## TASK TO COMPLETE
The data must be written out once more, precisely as given.

(Data entries)
— Begin —

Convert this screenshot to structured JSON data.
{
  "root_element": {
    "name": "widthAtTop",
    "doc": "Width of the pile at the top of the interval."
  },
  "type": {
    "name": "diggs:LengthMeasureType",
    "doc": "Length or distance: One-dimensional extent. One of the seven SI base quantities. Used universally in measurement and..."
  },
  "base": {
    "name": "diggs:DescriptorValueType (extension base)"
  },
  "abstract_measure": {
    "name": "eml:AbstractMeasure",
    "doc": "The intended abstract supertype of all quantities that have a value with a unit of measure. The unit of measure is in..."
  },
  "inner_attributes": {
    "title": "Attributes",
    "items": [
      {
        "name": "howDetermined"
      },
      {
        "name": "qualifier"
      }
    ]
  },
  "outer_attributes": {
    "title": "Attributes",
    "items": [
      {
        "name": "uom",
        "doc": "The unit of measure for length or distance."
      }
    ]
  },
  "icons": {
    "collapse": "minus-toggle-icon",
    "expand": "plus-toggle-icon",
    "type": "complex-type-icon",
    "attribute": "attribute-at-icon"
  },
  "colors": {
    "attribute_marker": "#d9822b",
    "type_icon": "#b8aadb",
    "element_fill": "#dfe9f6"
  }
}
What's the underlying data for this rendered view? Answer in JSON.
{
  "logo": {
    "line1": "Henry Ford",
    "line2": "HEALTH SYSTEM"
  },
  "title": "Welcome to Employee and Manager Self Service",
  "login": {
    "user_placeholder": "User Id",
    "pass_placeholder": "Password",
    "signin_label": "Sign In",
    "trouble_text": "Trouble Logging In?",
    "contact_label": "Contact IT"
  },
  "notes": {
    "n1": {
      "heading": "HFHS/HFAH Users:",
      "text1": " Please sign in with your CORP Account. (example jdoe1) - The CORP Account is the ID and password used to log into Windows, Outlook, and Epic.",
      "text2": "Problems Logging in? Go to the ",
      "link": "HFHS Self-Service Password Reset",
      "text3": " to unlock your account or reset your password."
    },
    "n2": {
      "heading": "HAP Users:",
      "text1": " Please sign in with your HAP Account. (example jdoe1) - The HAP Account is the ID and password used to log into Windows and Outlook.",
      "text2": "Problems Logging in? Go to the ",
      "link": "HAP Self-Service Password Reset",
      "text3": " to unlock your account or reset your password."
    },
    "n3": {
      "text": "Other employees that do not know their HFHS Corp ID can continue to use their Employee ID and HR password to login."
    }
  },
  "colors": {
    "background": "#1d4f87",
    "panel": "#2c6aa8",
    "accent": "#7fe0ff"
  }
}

— End —

## SOLUTION TO THIS EXERCISE
Convert this screenshot to structured JSON data.
{
  "root_element": {
    "name": "widthAtTop",
    "doc": "Width of the pile at the top of the interval."
  },
  "type": {
    "name": "diggs:LengthMeasureType",
    "doc": "Length or distance: One-dimensional extent. One of the seven SI base quantities. Used universally in measurement and..."
  },
  "base": {
    "name": "diggs:DescriptorValueType (extension base)"
  },
  "abstract_measure": {
    "name": "eml:AbstractMeasure",
    "doc": "The intended abstract supertype of all quantities that have a value with a unit of measure. The unit of measure is in..."
  },
  "inner_attributes": {
    "title": "Attributes",
    "items": [
      {
        "name": "howDetermined"
      },
      {
        "name": "qualifier"
      }
    ]
  },
  "outer_attributes": {
    "title": "Attributes",
    "items": [
      {
        "name": "uom",
        "doc": "The unit of measure for length or distance."
      }
    ]
  },
  "icons": {
    "collapse": "minus-toggle-icon",
    "expand": "plus-toggle-icon",
    "type": "complex-type-icon",
    "attribute": "attribute-at-icon"
  },
  "colors": {
    "attribute_marker": "#d9822b",
    "type_icon": "#b8aadb",
    "element_fill": "#dfe9f6"
  }
}
What's the underlying data for this rendered view? Answer in JSON.
{
  "logo": {
    "line1": "Henry Ford",
    "line2": "HEALTH SYSTEM"
  },
  "title": "Welcome to Employee and Manager Self Service",
  "login": {
    "user_placeholder": "User Id",
    "pass_placeholder": "Password",
    "signin_label": "Sign In",
    "trouble_text": "Trouble Logging In?",
    "contact_label": "Contact IT"
  },
  "notes": {
    "n1": {
      "heading": "HFHS/HFAH Users:",
      "text1": " Please sign in with your CORP Account. (example jdoe1) - The CORP Account is the ID and password used to log into Windows, Outlook, and Epic.",
      "text2": "Problems Logging in? Go to the ",
      "link": "HFHS Self-Service Password Reset",
      "text3": " to unlock your account or reset your password."
    },
    "n2": {
      "heading": "HAP Users:",
      "text1": " Please sign in with your HAP Account. (example jdoe1) - The HAP Account is the ID and password used to log into Windows and Outlook.",
      "text2": "Problems Logging in? Go to the ",
      "link": "HAP Self-Service Password Reset",
      "text3": " to unlock your account or reset your password."
    },
    "n3": {
      "text": "Other employees that do not know their HFHS Corp ID can continue to use their Employee ID and HR password to login."
    }
  },
  "colors": {
    "background": "#1d4f87",
    "panel": "#2c6aa8",
    "accent": "#7fe0ff"
  }
}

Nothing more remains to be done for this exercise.